◆ **Exercise prompt**
Write out the whole of the material exactly.

— Start of Given information —

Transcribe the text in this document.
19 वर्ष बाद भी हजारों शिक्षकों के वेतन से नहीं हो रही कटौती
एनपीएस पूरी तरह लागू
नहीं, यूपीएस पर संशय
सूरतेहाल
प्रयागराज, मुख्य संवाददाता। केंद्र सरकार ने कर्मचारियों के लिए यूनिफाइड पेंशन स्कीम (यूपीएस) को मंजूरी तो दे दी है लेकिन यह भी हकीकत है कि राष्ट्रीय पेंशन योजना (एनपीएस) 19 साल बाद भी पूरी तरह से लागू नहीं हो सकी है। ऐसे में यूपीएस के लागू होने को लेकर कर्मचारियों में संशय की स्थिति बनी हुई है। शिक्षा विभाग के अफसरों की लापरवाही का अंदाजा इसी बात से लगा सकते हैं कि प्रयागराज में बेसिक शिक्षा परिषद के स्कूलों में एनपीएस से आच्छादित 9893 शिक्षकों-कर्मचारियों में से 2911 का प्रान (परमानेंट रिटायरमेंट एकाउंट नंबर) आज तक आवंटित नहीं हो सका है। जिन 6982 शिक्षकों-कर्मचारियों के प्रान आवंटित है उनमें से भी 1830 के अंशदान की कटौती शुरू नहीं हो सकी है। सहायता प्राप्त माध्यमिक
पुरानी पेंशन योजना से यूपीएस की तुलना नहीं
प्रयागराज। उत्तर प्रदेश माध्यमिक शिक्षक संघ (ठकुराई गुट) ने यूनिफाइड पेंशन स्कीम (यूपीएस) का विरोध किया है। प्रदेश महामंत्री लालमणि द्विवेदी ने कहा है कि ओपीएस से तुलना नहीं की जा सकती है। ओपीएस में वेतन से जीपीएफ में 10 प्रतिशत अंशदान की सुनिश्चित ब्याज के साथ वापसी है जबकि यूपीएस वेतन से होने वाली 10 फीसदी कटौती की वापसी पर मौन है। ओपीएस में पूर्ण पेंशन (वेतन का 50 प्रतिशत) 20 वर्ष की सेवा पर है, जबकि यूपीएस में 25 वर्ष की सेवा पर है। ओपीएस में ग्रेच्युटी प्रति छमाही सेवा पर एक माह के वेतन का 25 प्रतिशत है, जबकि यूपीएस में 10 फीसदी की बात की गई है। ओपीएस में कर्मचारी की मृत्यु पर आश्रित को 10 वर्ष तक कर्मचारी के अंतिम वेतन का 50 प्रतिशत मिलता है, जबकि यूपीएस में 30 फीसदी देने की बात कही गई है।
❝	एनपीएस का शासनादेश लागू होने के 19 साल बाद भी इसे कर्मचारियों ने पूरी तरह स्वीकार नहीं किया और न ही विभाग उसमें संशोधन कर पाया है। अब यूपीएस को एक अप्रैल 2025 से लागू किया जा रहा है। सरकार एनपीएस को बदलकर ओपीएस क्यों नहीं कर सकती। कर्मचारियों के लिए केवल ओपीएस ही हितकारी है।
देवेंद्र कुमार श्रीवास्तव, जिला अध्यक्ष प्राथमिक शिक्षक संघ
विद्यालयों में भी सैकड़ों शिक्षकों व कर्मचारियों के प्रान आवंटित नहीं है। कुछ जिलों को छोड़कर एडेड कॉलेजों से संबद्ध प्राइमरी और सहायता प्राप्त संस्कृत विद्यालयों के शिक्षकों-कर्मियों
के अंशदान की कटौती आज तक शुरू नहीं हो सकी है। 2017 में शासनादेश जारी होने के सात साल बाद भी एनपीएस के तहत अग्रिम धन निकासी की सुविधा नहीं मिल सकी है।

— End of Given information —

◆ **Worked solution**
Transcribe the text in this document.
19 वर्ष बाद भी हजारों शिक्षकों के वेतन से नहीं हो रही कटौती
एनपीएस पूरी तरह लागू
नहीं, यूपीएस पर संशय
सूरतेहाल
प्रयागराज, मुख्य संवाददाता। केंद्र सरकार ने कर्मचारियों के लिए यूनिफाइड पेंशन स्कीम (यूपीएस) को मंजूरी तो दे दी है लेकिन यह भी हकीकत है कि राष्ट्रीय पेंशन योजना (एनपीएस) 19 साल बाद भी पूरी तरह से लागू नहीं हो सकी है। ऐसे में यूपीएस के लागू होने को लेकर कर्मचारियों में संशय की स्थिति बनी हुई है। शिक्षा विभाग के अफसरों की लापरवाही का अंदाजा इसी बात से लगा सकते हैं कि प्रयागराज में बेसिक शिक्षा परिषद के स्कूलों में एनपीएस से आच्छादित 9893 शिक्षकों-कर्मचारियों में से 2911 का प्रान (परमानेंट रिटायरमेंट एकाउंट नंबर) आज तक आवंटित नहीं हो सका है। जिन 6982 शिक्षकों-कर्मचारियों के प्रान आवंटित है उनमें से भी 1830 के अंशदान की कटौती शुरू नहीं हो सकी है। सहायता प्राप्त माध्यमिक
पुरानी पेंशन योजना से यूपीएस की तुलना नहीं
प्रयागराज। उत्तर प्रदेश माध्यमिक शिक्षक संघ (ठकुराई गुट) ने यूनिफाइड पेंशन स्कीम (यूपीएस) का विरोध किया है। प्रदेश महामंत्री लालमणि द्विवेदी ने कहा है कि ओपीएस से तुलना नहीं की जा सकती है। ओपीएस में वेतन से जीपीएफ में 10 प्रतिशत अंशदान की सुनिश्चित ब्याज के साथ वापसी है जबकि यूपीएस वेतन से होने वाली 10 फीसदी कटौती की वापसी पर मौन है। ओपीएस में पूर्ण पेंशन (वेतन का 50 प्रतिशत) 20 वर्ष की सेवा पर है, जबकि यूपीएस में 25 वर्ष की सेवा पर है। ओपीएस में ग्रेच्युटी प्रति छमाही सेवा पर एक माह के वेतन का 25 प्रतिशत है, जबकि यूपीएस में 10 फीसदी की बात की गई है। ओपीएस में कर्मचारी की मृत्यु पर आश्रित को 10 वर्ष तक कर्मचारी के अंतिम वेतन का 50 प्रतिशत मिलता है, जबकि यूपीएस में 30 फीसदी देने की बात कही गई है।
❝	एनपीएस का शासनादेश लागू होने के 19 साल बाद भी इसे कर्मचारियों ने पूरी तरह स्वीकार नहीं किया और न ही विभाग उसमें संशोधन कर पाया है। अब यूपीएस को एक अप्रैल 2025 से लागू किया जा रहा है। सरकार एनपीएस को बदलकर ओपीएस क्यों नहीं कर सकती। कर्मचारियों के लिए केवल ओपीएस ही हितकारी है।
देवेंद्र कुमार श्रीवास्तव, जिला अध्यक्ष प्राथमिक शिक्षक संघ
विद्यालयों में भी सैकड़ों शिक्षकों व कर्मचारियों के प्रान आवंटित नहीं है। कुछ जिलों को छोड़कर एडेड कॉलेजों से संबद्ध प्राइमरी और सहायता प्राप्त संस्कृत विद्यालयों के शिक्षकों-कर्मियों
के अंशदान की कटौती आज तक शुरू नहीं हो सकी है। 2017 में शासनादेश जारी होने के सात साल बाद भी एनपीएस के तहत अग्रिम धन निकासी की सुविधा नहीं मिल सकी है।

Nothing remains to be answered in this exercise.